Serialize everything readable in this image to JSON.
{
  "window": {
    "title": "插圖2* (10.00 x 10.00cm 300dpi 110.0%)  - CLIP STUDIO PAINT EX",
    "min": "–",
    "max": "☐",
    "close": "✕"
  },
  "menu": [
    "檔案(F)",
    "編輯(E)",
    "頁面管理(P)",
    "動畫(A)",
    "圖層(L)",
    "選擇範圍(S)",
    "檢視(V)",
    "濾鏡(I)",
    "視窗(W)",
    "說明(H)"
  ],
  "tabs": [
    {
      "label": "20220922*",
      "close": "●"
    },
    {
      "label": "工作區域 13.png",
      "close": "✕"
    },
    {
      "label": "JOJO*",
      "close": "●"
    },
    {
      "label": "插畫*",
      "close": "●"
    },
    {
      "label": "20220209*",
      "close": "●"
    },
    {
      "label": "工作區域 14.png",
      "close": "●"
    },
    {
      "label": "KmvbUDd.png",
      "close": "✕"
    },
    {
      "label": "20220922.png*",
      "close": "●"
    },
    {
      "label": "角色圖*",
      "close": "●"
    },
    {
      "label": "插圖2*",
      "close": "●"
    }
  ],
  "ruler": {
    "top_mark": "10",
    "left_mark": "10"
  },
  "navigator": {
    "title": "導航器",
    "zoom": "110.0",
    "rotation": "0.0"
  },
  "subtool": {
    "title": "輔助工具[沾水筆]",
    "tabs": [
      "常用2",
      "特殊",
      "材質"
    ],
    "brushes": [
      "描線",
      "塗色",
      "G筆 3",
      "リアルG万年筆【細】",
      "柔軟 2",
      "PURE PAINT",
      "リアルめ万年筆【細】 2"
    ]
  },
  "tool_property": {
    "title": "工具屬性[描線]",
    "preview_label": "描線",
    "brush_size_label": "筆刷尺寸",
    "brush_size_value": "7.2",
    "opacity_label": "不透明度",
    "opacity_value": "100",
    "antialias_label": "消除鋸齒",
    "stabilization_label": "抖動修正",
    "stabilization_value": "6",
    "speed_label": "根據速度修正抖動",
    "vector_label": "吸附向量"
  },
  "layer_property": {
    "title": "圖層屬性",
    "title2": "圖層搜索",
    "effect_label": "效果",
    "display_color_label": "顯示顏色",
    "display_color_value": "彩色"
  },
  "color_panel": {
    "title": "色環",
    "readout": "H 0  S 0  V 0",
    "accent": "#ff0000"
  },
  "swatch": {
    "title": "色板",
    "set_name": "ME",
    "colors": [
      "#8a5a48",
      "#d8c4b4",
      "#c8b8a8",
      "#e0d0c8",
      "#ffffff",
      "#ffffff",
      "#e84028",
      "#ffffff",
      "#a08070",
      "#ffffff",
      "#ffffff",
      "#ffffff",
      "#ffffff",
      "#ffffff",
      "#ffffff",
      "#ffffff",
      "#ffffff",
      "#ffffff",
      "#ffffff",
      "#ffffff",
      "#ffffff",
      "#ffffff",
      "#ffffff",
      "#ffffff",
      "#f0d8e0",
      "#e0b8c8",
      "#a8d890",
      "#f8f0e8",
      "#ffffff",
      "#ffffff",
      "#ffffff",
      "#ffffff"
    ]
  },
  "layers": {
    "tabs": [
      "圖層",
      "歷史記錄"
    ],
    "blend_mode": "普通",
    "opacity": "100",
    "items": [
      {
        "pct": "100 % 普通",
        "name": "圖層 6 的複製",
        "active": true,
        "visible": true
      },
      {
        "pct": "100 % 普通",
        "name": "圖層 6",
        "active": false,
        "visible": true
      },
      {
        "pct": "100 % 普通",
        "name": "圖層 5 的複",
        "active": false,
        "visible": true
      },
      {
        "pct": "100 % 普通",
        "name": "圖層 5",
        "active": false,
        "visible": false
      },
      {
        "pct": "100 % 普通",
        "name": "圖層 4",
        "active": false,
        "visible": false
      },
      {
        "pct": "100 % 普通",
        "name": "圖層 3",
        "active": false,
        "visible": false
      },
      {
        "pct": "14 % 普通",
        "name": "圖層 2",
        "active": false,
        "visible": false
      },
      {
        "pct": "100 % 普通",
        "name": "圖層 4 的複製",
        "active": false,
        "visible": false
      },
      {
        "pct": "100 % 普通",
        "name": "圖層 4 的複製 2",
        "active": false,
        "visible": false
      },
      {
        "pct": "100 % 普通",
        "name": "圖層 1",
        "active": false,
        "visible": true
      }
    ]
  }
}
________________________
What you need to do » Your task is to output the full set of records exactly as presented.

Output »
Serialize everything readable in this image to JSON.
{
  "window": {
    "title": "插圖2* (10.00 x 10.00cm 300dpi 110.0%)  - CLIP STUDIO PAINT EX",
    "min": "–",
    "max": "☐",
    "close": "✕"
  },
  "menu": [
    "檔案(F)",
    "編輯(E)",
    "頁面管理(P)",
    "動畫(A)",
    "圖層(L)",
    "選擇範圍(S)",
    "檢視(V)",
    "濾鏡(I)",
    "視窗(W)",
    "說明(H)"
  ],
  "tabs": [
    {
      "label": "20220922*",
      "close": "●"
    },
    {
      "label": "工作區域 13.png",
      "close": "✕"
    },
    {
      "label": "JOJO*",
      "close": "●"
    },
    {
      "label": "插畫*",
      "close": "●"
    },
    {
      "label": "20220209*",
      "close": "●"
    },
    {
      "label": "工作區域 14.png",
      "close": "●"
    },
    {
      "label": "KmvbUDd.png",
      "close": "✕"
    },
    {
      "label": "20220922.png*",
      "close": "●"
    },
    {
      "label": "角色圖*",
      "close": "●"
    },
    {
      "label": "插圖2*",
      "close": "●"
    }
  ],
  "ruler": {
    "top_mark": "10",
    "left_mark": "10"
  },
  "navigator": {
    "title": "導航器",
    "zoom": "110.0",
    "rotation": "0.0"
  },
  "subtool": {
    "title": "輔助工具[沾水筆]",
    "tabs": [
      "常用2",
      "特殊",
      "材質"
    ],
    "brushes": [
      "描線",
      "塗色",
      "G筆 3",
      "リアルG万年筆【細】",
      "柔軟 2",
      "PURE PAINT",
      "リアルめ万年筆【細】 2"
    ]
  },
  "tool_property": {
    "title": "工具屬性[描線]",
    "preview_label": "描線",
    "brush_size_label": "筆刷尺寸",
    "brush_size_value": "7.2",
    "opacity_label": "不透明度",
    "opacity_value": "100",
    "antialias_label": "消除鋸齒",
    "stabilization_label": "抖動修正",
    "stabilization_value": "6",
    "speed_label": "根據速度修正抖動",
    "vector_label": "吸附向量"
  },
  "layer_property": {
    "title": "圖層屬性",
    "title2": "圖層搜索",
    "effect_label": "效果",
    "display_color_label": "顯示顏色",
    "display_color_value": "彩色"
  },
  "color_panel": {
    "title": "色環",
    "readout": "H 0  S 0  V 0",
    "accent": "#ff0000"
  },
  "swatch": {
    "title": "色板",
    "set_name": "ME",
    "colors": [
      "#8a5a48",
      "#d8c4b4",
      "#c8b8a8",
      "#e0d0c8",
      "#ffffff",
      "#ffffff",
      "#e84028",
      "#ffffff",
      "#a08070",
      "#ffffff",
      "#ffffff",
      "#ffffff",
      "#ffffff",
      "#ffffff",
      "#ffffff",
      "#ffffff",
      "#ffffff",
      "#ffffff",
      "#ffffff",
      "#ffffff",
      "#ffffff",
      "#ffffff",
      "#ffffff",
      "#ffffff",
      "#f0d8e0",
      "#e0b8c8",
      "#a8d890",
      "#f8f0e8",
      "#ffffff",
      "#ffffff",
      "#ffffff",
      "#ffffff"
    ]
  },
  "layers": {
    "tabs": [
      "圖層",
      "歷史記錄"
    ],
    "blend_mode": "普通",
    "opacity": "100",
    "items": [
      {
        "pct": "100 % 普通",
        "name": "圖層 6 的複製",
        "active": true,
        "visible": true
      },
      {
        "pct": "100 % 普通",
        "name": "圖層 6",
        "active": false,
        "visible": true
      },
      {
        "pct": "100 % 普通",
        "name": "圖層 5 的複",
        "active": false,
        "visible": true
      },
      {
        "pct": "100 % 普通",
        "name": "圖層 5",
        "active": false,
        "visible": false
      },
      {
        "pct": "100 % 普通",
        "name": "圖層 4",
        "active": false,
        "visible": false
      },
      {
        "pct": "100 % 普通",
        "name": "圖層 3",
        "active": false,
        "visible": false
      },
      {
        "pct": "14 % 普通",
        "name": "圖層 2",
        "active": false,
        "visible": false
      },
      {
        "pct": "100 % 普通",
        "name": "圖層 4 的複製",
        "active": false,
        "visible": false
      },
      {
        "pct": "100 % 普通",
        "name": "圖層 4 的複製 2",
        "active": false,
        "visible": false
      },
      {
        "pct": "100 % 普通",
        "name": "圖層 1",
        "active": false,
        "visible": true
      }
    ]
  }
}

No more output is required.